### Task statement
State the number of lines in the material below that have "name" in them, without any other text.

+---+

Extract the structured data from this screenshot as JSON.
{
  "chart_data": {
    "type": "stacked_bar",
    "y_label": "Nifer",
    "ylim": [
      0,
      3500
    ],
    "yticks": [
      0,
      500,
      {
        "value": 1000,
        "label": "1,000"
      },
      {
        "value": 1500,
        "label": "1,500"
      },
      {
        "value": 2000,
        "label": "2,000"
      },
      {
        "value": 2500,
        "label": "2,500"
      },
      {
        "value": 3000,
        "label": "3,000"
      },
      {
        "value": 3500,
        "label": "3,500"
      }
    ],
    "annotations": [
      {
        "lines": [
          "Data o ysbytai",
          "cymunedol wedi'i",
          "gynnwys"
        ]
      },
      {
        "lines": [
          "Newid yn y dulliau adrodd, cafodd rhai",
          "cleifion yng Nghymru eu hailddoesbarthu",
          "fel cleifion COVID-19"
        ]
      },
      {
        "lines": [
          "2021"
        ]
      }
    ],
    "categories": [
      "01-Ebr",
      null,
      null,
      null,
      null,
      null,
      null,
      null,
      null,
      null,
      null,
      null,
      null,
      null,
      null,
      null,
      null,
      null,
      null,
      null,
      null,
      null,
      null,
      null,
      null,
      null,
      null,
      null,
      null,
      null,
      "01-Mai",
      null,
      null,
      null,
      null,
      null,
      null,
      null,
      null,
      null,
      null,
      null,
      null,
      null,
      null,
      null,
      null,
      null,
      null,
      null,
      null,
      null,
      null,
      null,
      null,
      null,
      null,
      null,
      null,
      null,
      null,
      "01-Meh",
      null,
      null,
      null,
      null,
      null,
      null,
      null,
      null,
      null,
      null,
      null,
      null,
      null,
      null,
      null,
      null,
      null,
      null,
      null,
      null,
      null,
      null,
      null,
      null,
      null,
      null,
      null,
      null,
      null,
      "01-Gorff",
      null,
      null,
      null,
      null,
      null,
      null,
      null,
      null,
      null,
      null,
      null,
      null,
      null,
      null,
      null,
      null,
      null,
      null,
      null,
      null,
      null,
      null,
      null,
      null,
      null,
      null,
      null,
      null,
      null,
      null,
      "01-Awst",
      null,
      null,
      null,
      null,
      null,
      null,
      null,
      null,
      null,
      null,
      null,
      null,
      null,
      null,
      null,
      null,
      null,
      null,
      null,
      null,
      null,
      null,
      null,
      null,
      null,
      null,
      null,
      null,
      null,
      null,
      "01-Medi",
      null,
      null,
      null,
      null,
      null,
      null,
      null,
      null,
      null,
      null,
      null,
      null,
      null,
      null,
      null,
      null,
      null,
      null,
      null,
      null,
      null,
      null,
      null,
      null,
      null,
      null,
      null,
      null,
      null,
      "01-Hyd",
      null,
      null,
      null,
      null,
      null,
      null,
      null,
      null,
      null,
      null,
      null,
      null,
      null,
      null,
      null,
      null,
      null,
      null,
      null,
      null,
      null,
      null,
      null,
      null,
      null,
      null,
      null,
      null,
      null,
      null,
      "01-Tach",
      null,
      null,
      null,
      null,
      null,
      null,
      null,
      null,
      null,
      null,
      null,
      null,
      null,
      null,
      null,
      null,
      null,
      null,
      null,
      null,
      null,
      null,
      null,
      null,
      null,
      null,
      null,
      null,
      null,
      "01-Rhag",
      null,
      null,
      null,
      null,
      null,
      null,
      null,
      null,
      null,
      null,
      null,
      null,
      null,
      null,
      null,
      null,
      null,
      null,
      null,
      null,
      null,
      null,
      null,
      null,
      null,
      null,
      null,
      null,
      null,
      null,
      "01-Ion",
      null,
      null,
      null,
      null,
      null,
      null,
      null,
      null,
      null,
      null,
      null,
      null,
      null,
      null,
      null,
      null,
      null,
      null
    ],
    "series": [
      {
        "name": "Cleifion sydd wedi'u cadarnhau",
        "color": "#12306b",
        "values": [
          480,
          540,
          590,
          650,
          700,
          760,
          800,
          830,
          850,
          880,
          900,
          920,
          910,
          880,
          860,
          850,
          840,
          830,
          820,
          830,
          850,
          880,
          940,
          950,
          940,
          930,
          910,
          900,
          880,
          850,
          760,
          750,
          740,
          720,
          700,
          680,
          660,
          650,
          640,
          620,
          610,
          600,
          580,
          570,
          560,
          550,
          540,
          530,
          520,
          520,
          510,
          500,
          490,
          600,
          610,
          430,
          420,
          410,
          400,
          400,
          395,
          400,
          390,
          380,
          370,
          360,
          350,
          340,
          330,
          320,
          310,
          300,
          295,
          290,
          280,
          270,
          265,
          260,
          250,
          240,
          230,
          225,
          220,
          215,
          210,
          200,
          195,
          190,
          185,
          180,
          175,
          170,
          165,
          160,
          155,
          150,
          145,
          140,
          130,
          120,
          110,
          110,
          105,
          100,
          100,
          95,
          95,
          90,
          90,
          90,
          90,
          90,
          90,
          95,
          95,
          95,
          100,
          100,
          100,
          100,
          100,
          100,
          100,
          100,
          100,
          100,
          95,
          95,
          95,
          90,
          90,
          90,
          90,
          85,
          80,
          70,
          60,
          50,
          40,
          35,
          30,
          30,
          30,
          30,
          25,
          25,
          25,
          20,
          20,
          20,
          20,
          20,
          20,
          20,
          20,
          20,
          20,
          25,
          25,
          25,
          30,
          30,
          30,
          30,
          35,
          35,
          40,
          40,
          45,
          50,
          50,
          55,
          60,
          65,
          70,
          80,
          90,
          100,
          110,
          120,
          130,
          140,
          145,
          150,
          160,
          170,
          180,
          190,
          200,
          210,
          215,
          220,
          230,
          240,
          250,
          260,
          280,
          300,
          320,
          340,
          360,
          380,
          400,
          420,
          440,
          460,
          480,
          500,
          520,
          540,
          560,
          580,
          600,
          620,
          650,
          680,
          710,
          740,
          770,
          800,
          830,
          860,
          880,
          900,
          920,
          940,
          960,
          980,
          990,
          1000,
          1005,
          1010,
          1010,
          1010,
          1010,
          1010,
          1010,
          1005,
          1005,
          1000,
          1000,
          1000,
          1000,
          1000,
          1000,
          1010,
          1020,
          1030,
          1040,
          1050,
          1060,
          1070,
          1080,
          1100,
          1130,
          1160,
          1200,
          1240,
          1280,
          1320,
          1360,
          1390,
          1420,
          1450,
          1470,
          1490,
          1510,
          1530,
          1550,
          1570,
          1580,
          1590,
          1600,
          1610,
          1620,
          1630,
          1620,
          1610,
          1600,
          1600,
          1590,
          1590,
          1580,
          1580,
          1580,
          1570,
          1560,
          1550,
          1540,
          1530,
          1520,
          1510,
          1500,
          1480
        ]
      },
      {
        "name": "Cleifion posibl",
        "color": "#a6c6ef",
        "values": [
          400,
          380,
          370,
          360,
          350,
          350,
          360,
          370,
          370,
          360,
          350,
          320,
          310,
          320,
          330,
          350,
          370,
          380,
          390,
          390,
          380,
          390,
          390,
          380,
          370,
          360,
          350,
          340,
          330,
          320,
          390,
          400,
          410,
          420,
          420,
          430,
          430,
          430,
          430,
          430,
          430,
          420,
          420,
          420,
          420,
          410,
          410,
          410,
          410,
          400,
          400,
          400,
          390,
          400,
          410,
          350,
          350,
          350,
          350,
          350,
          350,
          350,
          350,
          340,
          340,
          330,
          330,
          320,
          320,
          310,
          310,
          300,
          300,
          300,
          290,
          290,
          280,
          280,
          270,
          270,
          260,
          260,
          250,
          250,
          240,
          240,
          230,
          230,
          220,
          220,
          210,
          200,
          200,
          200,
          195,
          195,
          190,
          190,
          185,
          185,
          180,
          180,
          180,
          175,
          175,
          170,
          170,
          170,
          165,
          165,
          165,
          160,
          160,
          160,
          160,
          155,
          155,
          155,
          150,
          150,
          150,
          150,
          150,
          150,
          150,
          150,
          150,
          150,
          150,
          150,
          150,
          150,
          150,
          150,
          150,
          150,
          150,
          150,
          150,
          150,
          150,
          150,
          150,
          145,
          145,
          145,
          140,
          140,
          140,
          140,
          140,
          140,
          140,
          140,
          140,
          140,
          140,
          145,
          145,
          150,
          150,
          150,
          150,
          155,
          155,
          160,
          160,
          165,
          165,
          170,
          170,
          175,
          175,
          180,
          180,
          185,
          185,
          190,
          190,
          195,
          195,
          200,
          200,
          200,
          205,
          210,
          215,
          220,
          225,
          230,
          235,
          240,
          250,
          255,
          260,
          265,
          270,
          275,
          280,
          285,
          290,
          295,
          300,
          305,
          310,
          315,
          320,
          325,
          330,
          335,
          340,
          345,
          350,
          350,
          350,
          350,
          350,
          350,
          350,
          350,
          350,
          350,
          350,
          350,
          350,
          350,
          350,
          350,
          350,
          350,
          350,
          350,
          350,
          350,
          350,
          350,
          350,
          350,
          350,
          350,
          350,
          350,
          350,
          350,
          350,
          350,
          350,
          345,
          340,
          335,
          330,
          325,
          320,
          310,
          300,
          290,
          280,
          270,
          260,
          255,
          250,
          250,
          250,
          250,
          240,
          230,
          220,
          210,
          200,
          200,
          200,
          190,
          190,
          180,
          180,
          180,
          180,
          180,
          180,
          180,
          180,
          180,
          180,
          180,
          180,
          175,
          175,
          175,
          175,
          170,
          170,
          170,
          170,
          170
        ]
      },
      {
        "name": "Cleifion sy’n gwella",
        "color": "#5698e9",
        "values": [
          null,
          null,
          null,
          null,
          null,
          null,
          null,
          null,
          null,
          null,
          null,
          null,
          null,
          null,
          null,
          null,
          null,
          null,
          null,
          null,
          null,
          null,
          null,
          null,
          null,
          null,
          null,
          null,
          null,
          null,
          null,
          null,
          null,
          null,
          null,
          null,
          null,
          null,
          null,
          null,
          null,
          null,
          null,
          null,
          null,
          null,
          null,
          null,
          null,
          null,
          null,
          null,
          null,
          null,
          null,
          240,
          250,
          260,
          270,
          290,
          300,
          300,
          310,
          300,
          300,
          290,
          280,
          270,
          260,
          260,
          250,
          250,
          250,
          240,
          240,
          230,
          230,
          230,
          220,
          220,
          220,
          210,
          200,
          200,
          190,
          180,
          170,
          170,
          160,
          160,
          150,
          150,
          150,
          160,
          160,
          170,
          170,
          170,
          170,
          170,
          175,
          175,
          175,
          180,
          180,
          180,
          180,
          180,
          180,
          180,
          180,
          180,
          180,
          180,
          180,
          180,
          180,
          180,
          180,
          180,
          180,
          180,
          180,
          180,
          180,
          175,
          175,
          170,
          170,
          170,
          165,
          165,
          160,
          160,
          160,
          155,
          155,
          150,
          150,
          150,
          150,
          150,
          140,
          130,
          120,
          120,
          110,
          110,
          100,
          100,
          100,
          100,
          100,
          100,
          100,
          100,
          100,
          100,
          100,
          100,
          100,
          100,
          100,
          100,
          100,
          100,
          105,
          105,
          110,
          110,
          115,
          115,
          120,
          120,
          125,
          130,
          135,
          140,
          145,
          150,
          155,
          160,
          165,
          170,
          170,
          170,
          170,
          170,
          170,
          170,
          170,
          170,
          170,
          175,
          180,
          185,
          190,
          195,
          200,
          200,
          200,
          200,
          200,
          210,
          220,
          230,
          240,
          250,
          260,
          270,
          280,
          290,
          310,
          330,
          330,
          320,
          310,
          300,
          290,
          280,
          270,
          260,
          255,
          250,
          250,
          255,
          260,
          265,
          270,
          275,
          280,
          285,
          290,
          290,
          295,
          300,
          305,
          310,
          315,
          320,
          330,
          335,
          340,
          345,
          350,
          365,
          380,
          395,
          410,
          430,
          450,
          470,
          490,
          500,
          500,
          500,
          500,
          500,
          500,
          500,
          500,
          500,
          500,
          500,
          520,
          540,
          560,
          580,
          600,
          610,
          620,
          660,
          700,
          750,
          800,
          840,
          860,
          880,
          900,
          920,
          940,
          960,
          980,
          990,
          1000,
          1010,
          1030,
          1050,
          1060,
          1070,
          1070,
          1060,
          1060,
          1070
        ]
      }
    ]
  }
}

+---+

### Answer to the problem
3